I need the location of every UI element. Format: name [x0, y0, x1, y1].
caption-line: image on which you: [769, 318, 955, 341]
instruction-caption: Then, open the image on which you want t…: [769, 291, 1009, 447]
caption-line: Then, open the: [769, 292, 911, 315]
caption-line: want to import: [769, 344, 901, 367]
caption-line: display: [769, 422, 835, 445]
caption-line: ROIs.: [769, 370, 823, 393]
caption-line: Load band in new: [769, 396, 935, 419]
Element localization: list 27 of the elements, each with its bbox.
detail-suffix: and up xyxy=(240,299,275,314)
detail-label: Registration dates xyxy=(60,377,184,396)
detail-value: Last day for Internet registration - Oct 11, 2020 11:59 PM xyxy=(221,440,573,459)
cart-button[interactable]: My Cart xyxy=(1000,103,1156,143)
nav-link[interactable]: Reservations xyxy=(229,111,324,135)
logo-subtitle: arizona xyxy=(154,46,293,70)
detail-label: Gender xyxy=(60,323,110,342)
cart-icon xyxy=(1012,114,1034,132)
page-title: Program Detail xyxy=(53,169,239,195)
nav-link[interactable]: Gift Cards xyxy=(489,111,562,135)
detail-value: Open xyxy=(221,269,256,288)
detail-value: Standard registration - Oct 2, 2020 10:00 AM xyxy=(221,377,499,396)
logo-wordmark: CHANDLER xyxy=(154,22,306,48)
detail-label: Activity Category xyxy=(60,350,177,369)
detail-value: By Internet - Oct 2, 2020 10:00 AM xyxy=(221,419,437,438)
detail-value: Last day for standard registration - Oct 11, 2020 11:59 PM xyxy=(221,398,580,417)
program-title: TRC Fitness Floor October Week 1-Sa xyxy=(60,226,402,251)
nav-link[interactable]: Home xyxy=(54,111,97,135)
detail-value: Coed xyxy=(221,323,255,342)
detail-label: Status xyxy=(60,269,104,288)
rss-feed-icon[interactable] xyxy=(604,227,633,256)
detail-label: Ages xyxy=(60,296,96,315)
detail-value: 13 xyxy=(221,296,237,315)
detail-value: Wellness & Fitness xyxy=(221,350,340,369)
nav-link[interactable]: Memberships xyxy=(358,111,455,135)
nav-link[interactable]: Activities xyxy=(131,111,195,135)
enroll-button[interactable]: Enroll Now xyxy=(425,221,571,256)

## WRITTEN INSTRUCTION
Copy out every line of the records above, word for word, keeping each character and number the same.

## REPLY TO THE TASK
I need the location of every UI element. Format: name [x0, y0, x1, y1].
caption-line: image on which you: [769, 318, 955, 341]
instruction-caption: Then, open the image on which you want t…: [769, 291, 1009, 447]
caption-line: Then, open the: [769, 292, 911, 315]
caption-line: want to import: [769, 344, 901, 367]
caption-line: display: [769, 422, 835, 445]
caption-line: ROIs.: [769, 370, 823, 393]
caption-line: Load band in new: [769, 396, 935, 419]
Element localization: list 27 of the elements, each with its bbox.
detail-suffix: and up xyxy=(240,299,275,314)
detail-label: Registration dates xyxy=(60,377,184,396)
detail-value: Last day for Internet registration - Oct 11, 2020 11:59 PM xyxy=(221,440,573,459)
cart-button[interactable]: My Cart xyxy=(1000,103,1156,143)
nav-link[interactable]: Reservations xyxy=(229,111,324,135)
logo-subtitle: arizona xyxy=(154,46,293,70)
detail-label: Gender xyxy=(60,323,110,342)
cart-icon xyxy=(1012,114,1034,132)
page-title: Program Detail xyxy=(53,169,239,195)
nav-link[interactable]: Gift Cards xyxy=(489,111,562,135)
detail-value: Open xyxy=(221,269,256,288)
detail-value: Standard registration - Oct 2, 2020 10:00 AM xyxy=(221,377,499,396)
logo-wordmark: CHANDLER xyxy=(154,22,306,48)
detail-label: Activity Category xyxy=(60,350,177,369)
detail-value: By Internet - Oct 2, 2020 10:00 AM xyxy=(221,419,437,438)
detail-value: Last day for standard registration - Oct 11, 2020 11:59 PM xyxy=(221,398,580,417)
program-title: TRC Fitness Floor October Week 1-Sa xyxy=(60,226,402,251)
nav-link[interactable]: Home xyxy=(54,111,97,135)
detail-value: Coed xyxy=(221,323,255,342)
detail-label: Status xyxy=(60,269,104,288)
rss-feed-icon[interactable] xyxy=(604,227,633,256)
detail-label: Ages xyxy=(60,296,96,315)
detail-value: 13 xyxy=(221,296,237,315)
detail-value: Wellness & Fitness xyxy=(221,350,340,369)
nav-link[interactable]: Memberships xyxy=(358,111,455,135)
nav-link[interactable]: Activities xyxy=(131,111,195,135)
enroll-button[interactable]: Enroll Now xyxy=(425,221,571,256)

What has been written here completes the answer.